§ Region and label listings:
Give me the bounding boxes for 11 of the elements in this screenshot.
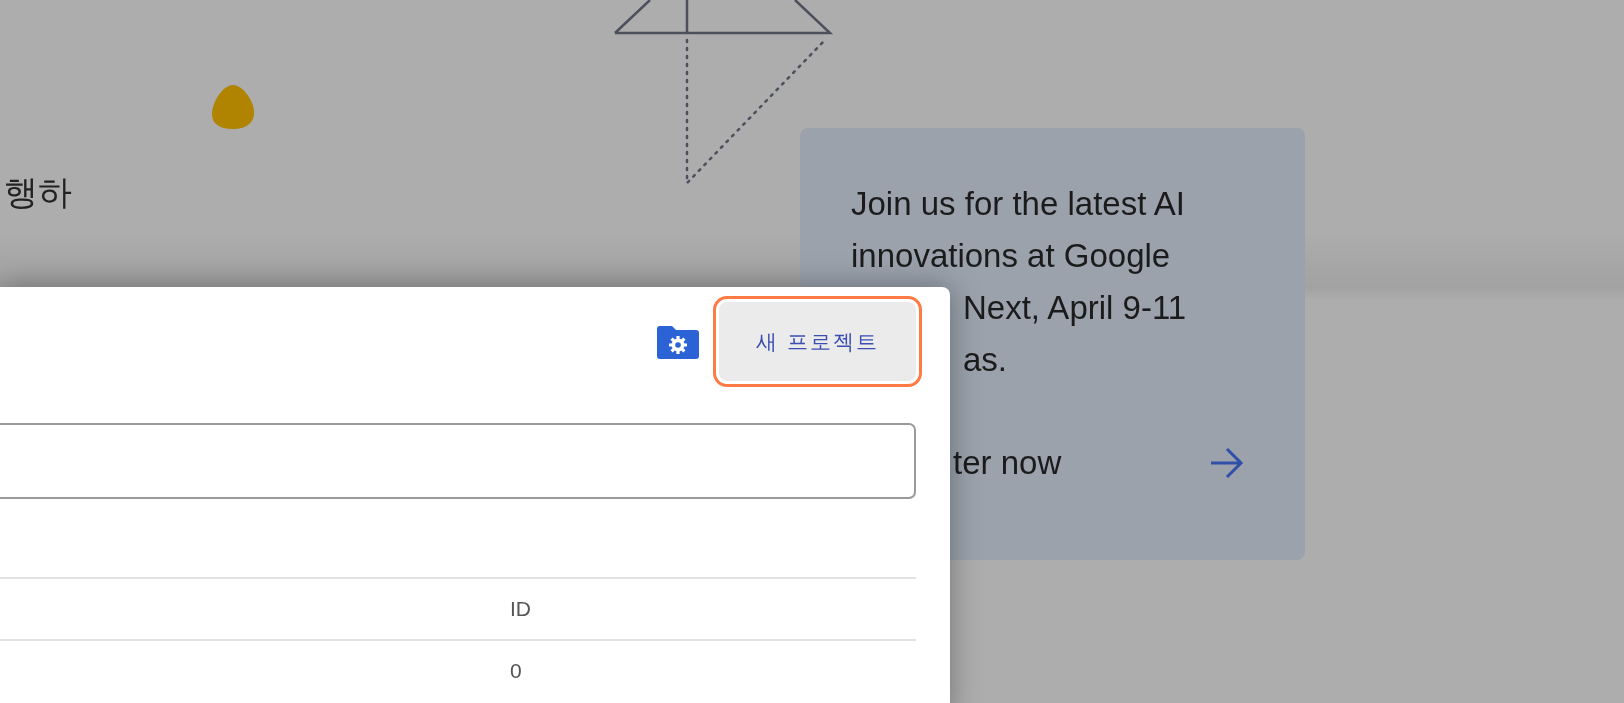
blob-shape (210, 84, 256, 130)
column-header: ID (510, 597, 531, 620)
register-link[interactable]: ter now (953, 444, 1062, 482)
folder-gear-icon[interactable] (657, 324, 699, 359)
arrow-right-icon[interactable] (1209, 446, 1246, 480)
promo-text: Next, April 9-11 (962, 288, 1188, 328)
heading-text: 행하 (4, 171, 72, 214)
promo-text: Join us for the latest AI (851, 184, 1186, 224)
search-field[interactable] (0, 423, 916, 499)
table-cell: 0 (510, 659, 522, 682)
promo-text: innovations at Google (851, 236, 1172, 276)
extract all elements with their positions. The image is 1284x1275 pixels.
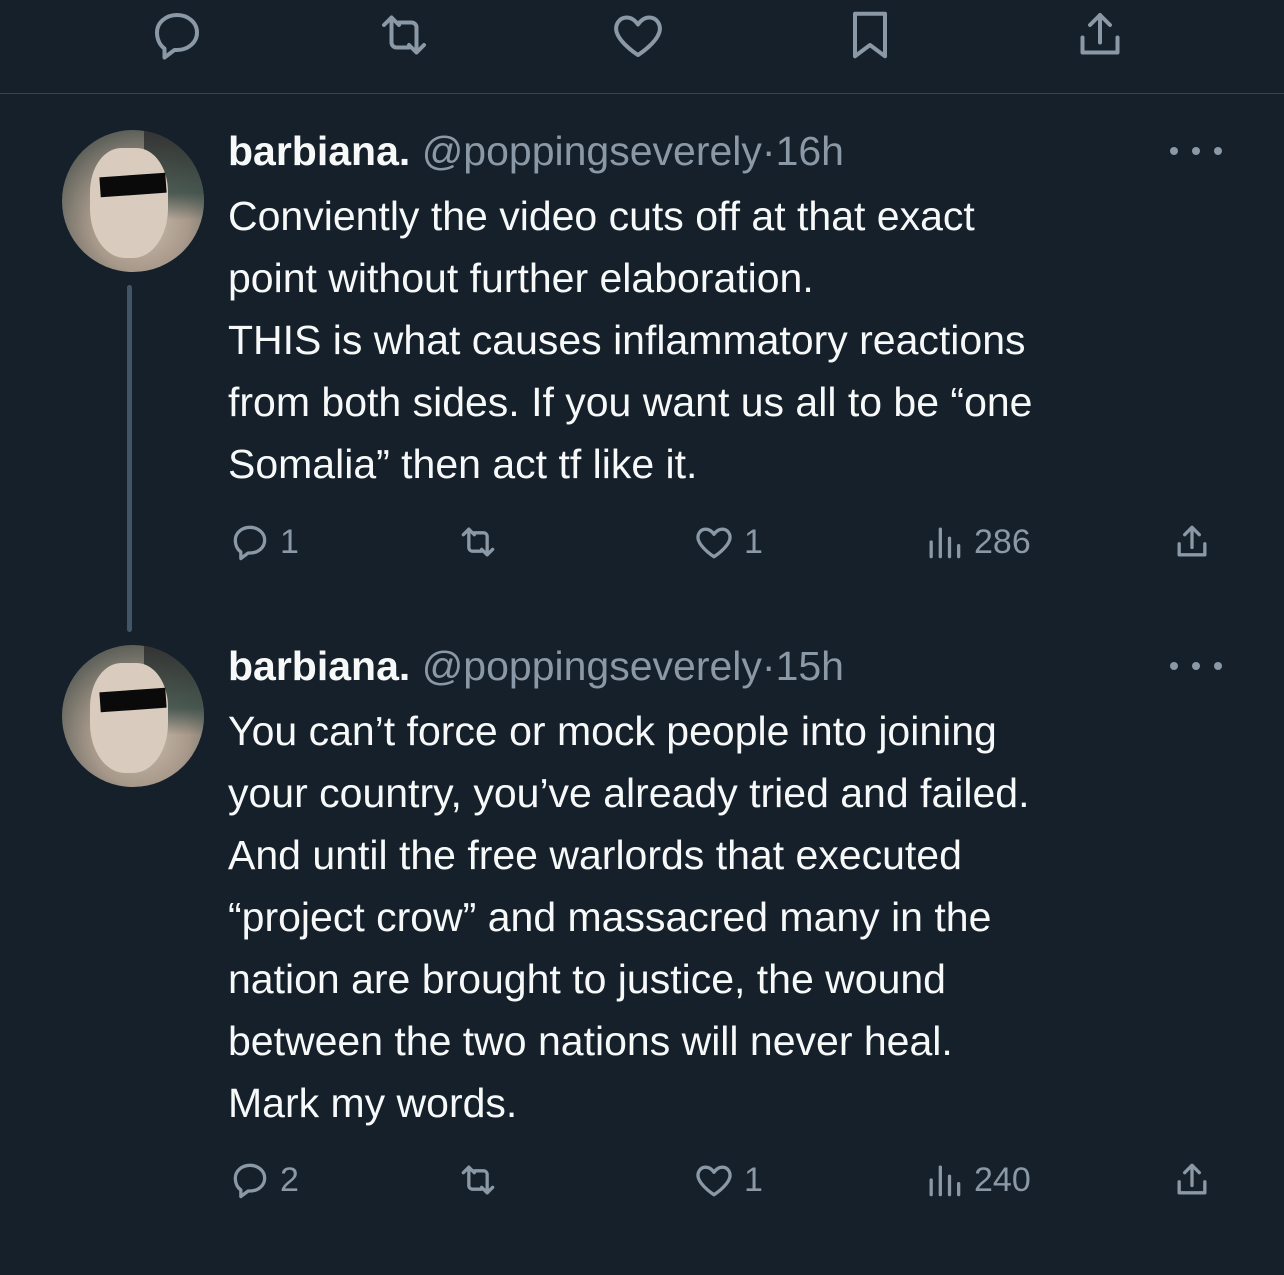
like-icon — [696, 527, 732, 559]
bookmark-icon[interactable] — [838, 3, 902, 67]
tweet-text-line: THIS is what causes inflammatory reactio… — [228, 317, 1026, 363]
avatar[interactable] — [62, 130, 204, 272]
views-button[interactable]: 286 — [922, 512, 1031, 572]
share-icon — [1177, 525, 1207, 557]
reply-count: 1 — [280, 522, 299, 561]
retweet-icon — [461, 527, 495, 557]
timestamp[interactable]: 16h — [776, 128, 844, 174]
tweet-text: You can’t force or mock people into join… — [228, 700, 1228, 1134]
reply-button[interactable]: 2 — [228, 1150, 299, 1210]
reply-icon — [233, 525, 267, 561]
tweet-text: Conviently the video cuts off at that ex… — [228, 185, 1228, 495]
like-count: 1 — [744, 522, 763, 561]
tweet-text-line: your country, you’ve already tried and f… — [228, 770, 1030, 816]
like-count: 1 — [744, 1160, 763, 1199]
share-button[interactable] — [1170, 512, 1214, 572]
user-handle[interactable]: @poppingseverely — [422, 128, 762, 174]
retweet-icon — [461, 1165, 495, 1195]
tweet-text-line: Conviently the video cuts off at that ex… — [228, 193, 975, 239]
views-icon — [929, 1165, 961, 1197]
reply-icon[interactable] — [145, 3, 209, 67]
thread-connector-line — [127, 285, 132, 632]
tweet-text-line: “project crow” and massacred many in the — [228, 894, 992, 940]
separator-dot: · — [761, 128, 776, 174]
retweet-button[interactable] — [456, 1150, 508, 1210]
thread-view: barbiana. @poppingseverely·16h Convientl… — [0, 0, 1284, 1275]
tweet-action-bar: 1 1 286 — [0, 512, 1284, 572]
avatar[interactable] — [62, 645, 204, 787]
tweet-text-line: And until the free warlords that execute… — [228, 832, 962, 878]
retweet-button[interactable] — [456, 512, 508, 572]
timestamp[interactable]: 15h — [776, 643, 844, 689]
previous-tweet-action-bar — [0, 0, 1284, 94]
like-button[interactable]: 1 — [692, 512, 763, 572]
tweet-text-line: between the two nations will never heal. — [228, 1018, 953, 1064]
tweet-text-line: point without further elaboration. — [228, 255, 814, 301]
tweet-text-line: from both sides. If you want us all to b… — [228, 379, 1033, 425]
share-icon[interactable] — [1068, 3, 1132, 67]
display-name[interactable]: barbiana. — [228, 643, 410, 689]
tweet-text-line: Somalia” then act tf like it. — [228, 441, 698, 487]
display-name[interactable]: barbiana. — [228, 128, 410, 174]
share-icon — [1177, 1163, 1207, 1195]
tweet-action-bar: 2 1 240 — [0, 1150, 1284, 1210]
separator-dot: · — [761, 643, 776, 689]
retweet-icon[interactable] — [372, 3, 436, 67]
more-options-icon[interactable] — [1170, 136, 1222, 166]
tweet-text-line: Mark my words. — [228, 1080, 518, 1126]
like-icon[interactable] — [606, 3, 670, 67]
view-count: 286 — [974, 522, 1031, 561]
view-count: 240 — [974, 1160, 1031, 1199]
reply-count: 2 — [280, 1160, 299, 1199]
like-icon — [696, 1165, 732, 1197]
tweet-text-line: You can’t force or mock people into join… — [228, 708, 997, 754]
tweet-text-line: nation are brought to justice, the wound — [228, 956, 946, 1002]
views-button[interactable]: 240 — [922, 1150, 1031, 1210]
views-icon — [929, 527, 961, 559]
reply-button[interactable]: 1 — [228, 512, 299, 572]
tweet-header: barbiana. @poppingseverely·16h — [228, 126, 844, 176]
user-handle[interactable]: @poppingseverely — [422, 643, 762, 689]
reply-icon — [233, 1163, 267, 1199]
tweet-header: barbiana. @poppingseverely·15h — [228, 641, 844, 691]
like-button[interactable]: 1 — [692, 1150, 763, 1210]
more-options-icon[interactable] — [1170, 651, 1222, 681]
share-button[interactable] — [1170, 1150, 1214, 1210]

§ TASK TO COMPLETE:
Rewrite all of the lines above with every "share-button" changed to "share-control" and nothing else altered. Leave the pictures out.

§ RESULT:
Give me the bounding boxes for 11 of the elements in this screenshot.
blob-shape (210, 84, 256, 130)
column-header: ID (510, 597, 531, 620)
register-link[interactable]: ter now (953, 444, 1062, 482)
folder-gear-icon[interactable] (657, 324, 699, 359)
arrow-right-icon[interactable] (1209, 446, 1246, 480)
promo-text: Next, April 9-11 (962, 288, 1188, 328)
heading-text: 행하 (4, 171, 72, 214)
promo-text: Join us for the latest AI (851, 184, 1186, 224)
search-field[interactable] (0, 423, 916, 499)
table-cell: 0 (510, 659, 522, 682)
promo-text: innovations at Google (851, 236, 1172, 276)
extract all elements with their positions. The image is 1284x1275 pixels.
like-icon — [696, 527, 732, 559]
bookmark-icon[interactable] — [838, 3, 902, 67]
tweet-text-line: THIS is what causes inflammatory reactio… — [228, 317, 1026, 363]
avatar[interactable] — [62, 130, 204, 272]
views-button[interactable]: 286 — [922, 512, 1031, 572]
share-icon — [1177, 525, 1207, 557]
reply-count: 1 — [280, 522, 299, 561]
retweet-icon — [461, 527, 495, 557]
timestamp[interactable]: 16h — [776, 128, 844, 174]
tweet-text: You can’t force or mock people into join… — [228, 700, 1228, 1134]
reply-button[interactable]: 2 — [228, 1150, 299, 1210]
reply-icon — [233, 525, 267, 561]
tweet-text: Conviently the video cuts off at that ex… — [228, 185, 1228, 495]
like-count: 1 — [744, 522, 763, 561]
tweet-text-line: your country, you’ve already tried and f… — [228, 770, 1030, 816]
like-count: 1 — [744, 1160, 763, 1199]
share-control[interactable] — [1170, 512, 1214, 572]
user-handle[interactable]: @poppingseverely — [422, 128, 762, 174]
retweet-icon — [461, 1165, 495, 1195]
tweet-text-line: Conviently the video cuts off at that ex… — [228, 193, 975, 239]
views-icon — [929, 1165, 961, 1197]
reply-icon[interactable] — [145, 3, 209, 67]
thread-connector-line — [127, 285, 132, 632]
tweet-text-line: “project crow” and massacred many in the — [228, 894, 992, 940]
separator-dot: · — [761, 128, 776, 174]
retweet-button[interactable] — [456, 1150, 508, 1210]
thread-view: barbiana. @poppingseverely·16h Convientl… — [0, 0, 1284, 1275]
tweet-action-bar: 1 1 286 — [0, 512, 1284, 572]
avatar[interactable] — [62, 645, 204, 787]
tweet-text-line: And until the free warlords that execute… — [228, 832, 962, 878]
retweet-button[interactable] — [456, 512, 508, 572]
timestamp[interactable]: 15h — [776, 643, 844, 689]
previous-tweet-action-bar — [0, 0, 1284, 94]
like-button[interactable]: 1 — [692, 512, 763, 572]
tweet-text-line: between the two nations will never heal. — [228, 1018, 953, 1064]
tweet-text-line: point without further elaboration. — [228, 255, 814, 301]
tweet-text-line: from both sides. If you want us all to b… — [228, 379, 1033, 425]
share-icon[interactable] — [1068, 3, 1132, 67]
display-name[interactable]: barbiana. — [228, 643, 410, 689]
tweet-text-line: Somalia” then act tf like it. — [228, 441, 698, 487]
display-name[interactable]: barbiana. — [228, 128, 410, 174]
share-icon — [1177, 1163, 1207, 1195]
tweet-action-bar: 2 1 240 — [0, 1150, 1284, 1210]
separator-dot: · — [761, 643, 776, 689]
retweet-icon[interactable] — [372, 3, 436, 67]
more-options-icon[interactable] — [1170, 136, 1222, 166]
tweet-text-line: Mark my words. — [228, 1080, 518, 1126]
like-icon[interactable] — [606, 3, 670, 67]
view-count: 286 — [974, 522, 1031, 561]
view-count: 240 — [974, 1160, 1031, 1199]
reply-count: 2 — [280, 1160, 299, 1199]
like-icon — [696, 1165, 732, 1197]
tweet-text-line: You can’t force or mock people into join… — [228, 708, 997, 754]
tweet-text-line: nation are brought to justice, the wound — [228, 956, 946, 1002]
views-button[interactable]: 240 — [922, 1150, 1031, 1210]
views-icon — [929, 527, 961, 559]
reply-button[interactable]: 1 — [228, 512, 299, 572]
tweet-header: barbiana. @poppingseverely·16h — [228, 126, 844, 176]
user-handle[interactable]: @poppingseverely — [422, 643, 762, 689]
reply-icon — [233, 1163, 267, 1199]
tweet-header: barbiana. @poppingseverely·15h — [228, 641, 844, 691]
like-button[interactable]: 1 — [692, 1150, 763, 1210]
more-options-icon[interactable] — [1170, 651, 1222, 681]
share-control[interactable] — [1170, 1150, 1214, 1210]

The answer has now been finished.